**Set exercise:**
Find how many lines hold the word "analgesic". Give only the number.

-- START OF Rows --

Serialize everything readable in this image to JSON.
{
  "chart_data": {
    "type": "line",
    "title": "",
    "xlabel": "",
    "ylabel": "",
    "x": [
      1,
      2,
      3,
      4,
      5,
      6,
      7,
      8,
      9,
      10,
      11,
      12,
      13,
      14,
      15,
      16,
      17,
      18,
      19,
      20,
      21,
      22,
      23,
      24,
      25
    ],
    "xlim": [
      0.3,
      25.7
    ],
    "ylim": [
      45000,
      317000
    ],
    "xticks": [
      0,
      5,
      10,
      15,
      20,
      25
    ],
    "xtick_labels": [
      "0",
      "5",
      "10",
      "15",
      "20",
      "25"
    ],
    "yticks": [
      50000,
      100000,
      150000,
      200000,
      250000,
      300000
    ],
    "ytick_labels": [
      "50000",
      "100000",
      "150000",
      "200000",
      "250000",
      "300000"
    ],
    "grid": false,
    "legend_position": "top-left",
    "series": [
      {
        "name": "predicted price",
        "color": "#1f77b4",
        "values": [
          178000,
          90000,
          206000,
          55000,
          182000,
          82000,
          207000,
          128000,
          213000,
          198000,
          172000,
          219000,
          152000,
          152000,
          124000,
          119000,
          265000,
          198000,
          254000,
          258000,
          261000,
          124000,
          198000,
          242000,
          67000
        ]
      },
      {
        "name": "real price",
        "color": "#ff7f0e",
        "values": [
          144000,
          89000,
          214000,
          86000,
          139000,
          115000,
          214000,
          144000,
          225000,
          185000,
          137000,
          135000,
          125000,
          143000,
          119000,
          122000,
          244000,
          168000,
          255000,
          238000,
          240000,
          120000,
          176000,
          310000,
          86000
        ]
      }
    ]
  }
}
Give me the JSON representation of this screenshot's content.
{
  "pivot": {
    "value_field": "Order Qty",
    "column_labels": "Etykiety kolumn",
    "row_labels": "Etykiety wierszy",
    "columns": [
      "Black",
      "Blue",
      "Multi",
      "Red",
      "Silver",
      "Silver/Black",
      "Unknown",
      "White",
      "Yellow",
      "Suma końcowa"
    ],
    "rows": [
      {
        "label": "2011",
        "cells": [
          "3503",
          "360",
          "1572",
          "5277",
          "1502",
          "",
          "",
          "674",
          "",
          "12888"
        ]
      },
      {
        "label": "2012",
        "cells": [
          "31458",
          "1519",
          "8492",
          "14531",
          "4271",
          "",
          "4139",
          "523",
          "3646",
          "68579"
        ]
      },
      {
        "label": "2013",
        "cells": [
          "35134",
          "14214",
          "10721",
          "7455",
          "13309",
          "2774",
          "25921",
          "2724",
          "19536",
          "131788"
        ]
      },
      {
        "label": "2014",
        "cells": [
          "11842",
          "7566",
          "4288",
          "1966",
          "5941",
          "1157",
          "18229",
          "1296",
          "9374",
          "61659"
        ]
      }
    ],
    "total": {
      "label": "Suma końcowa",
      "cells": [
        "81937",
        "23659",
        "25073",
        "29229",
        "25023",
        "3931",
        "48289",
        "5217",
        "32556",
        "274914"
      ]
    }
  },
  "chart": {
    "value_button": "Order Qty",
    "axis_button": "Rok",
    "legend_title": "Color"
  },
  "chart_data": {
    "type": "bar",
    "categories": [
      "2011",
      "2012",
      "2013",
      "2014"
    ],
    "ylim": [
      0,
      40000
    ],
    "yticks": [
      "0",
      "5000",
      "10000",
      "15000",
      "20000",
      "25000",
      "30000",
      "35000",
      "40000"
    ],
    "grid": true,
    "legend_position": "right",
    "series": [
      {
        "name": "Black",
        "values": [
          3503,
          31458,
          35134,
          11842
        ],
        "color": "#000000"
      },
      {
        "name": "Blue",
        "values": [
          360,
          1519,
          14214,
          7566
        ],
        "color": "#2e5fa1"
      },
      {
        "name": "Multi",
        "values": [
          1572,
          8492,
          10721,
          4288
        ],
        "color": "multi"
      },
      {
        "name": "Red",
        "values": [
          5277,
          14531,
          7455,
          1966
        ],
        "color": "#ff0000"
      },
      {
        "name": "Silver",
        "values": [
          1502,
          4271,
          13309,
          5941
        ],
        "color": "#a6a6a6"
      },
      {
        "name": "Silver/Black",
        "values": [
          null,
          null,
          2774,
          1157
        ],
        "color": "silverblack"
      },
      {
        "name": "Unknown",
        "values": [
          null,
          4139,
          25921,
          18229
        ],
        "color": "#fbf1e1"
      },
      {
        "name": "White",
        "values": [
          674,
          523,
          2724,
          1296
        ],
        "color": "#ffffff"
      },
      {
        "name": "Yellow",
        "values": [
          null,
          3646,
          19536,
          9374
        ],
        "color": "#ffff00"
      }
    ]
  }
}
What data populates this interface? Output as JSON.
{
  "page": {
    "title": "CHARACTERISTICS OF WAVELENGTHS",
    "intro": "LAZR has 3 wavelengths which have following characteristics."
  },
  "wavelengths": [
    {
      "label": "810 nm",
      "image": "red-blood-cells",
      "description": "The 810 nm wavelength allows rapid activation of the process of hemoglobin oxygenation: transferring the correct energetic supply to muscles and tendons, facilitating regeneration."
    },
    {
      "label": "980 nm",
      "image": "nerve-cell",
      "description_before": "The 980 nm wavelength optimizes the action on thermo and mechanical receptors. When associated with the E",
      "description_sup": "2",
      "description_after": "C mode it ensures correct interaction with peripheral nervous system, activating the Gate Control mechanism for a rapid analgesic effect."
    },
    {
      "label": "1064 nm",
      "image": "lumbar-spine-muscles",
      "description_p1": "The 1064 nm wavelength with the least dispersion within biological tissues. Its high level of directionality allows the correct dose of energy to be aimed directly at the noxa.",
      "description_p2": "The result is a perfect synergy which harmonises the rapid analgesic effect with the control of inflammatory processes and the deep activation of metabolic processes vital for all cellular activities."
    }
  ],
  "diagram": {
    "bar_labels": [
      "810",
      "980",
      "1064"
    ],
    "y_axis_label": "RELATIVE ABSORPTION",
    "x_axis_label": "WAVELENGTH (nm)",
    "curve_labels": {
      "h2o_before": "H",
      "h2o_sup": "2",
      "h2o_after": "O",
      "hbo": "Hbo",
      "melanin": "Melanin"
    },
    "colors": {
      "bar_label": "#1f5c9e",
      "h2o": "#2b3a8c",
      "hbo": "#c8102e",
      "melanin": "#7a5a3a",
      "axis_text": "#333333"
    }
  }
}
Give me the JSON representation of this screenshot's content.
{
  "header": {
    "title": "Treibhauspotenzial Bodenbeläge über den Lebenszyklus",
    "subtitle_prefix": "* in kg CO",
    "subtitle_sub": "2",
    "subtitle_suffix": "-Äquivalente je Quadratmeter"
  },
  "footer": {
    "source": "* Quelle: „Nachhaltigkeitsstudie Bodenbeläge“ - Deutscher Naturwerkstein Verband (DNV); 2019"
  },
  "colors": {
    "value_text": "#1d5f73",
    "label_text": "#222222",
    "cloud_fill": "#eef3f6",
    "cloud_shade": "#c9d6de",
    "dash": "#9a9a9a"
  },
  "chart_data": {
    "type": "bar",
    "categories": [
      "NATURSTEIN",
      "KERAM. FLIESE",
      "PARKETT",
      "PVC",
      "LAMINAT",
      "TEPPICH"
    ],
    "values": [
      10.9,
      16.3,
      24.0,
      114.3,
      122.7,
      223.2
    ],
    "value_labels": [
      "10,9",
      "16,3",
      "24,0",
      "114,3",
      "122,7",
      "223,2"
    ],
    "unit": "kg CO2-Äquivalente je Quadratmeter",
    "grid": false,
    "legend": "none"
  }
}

-- END OF Rows --

**Solution for this task:**
2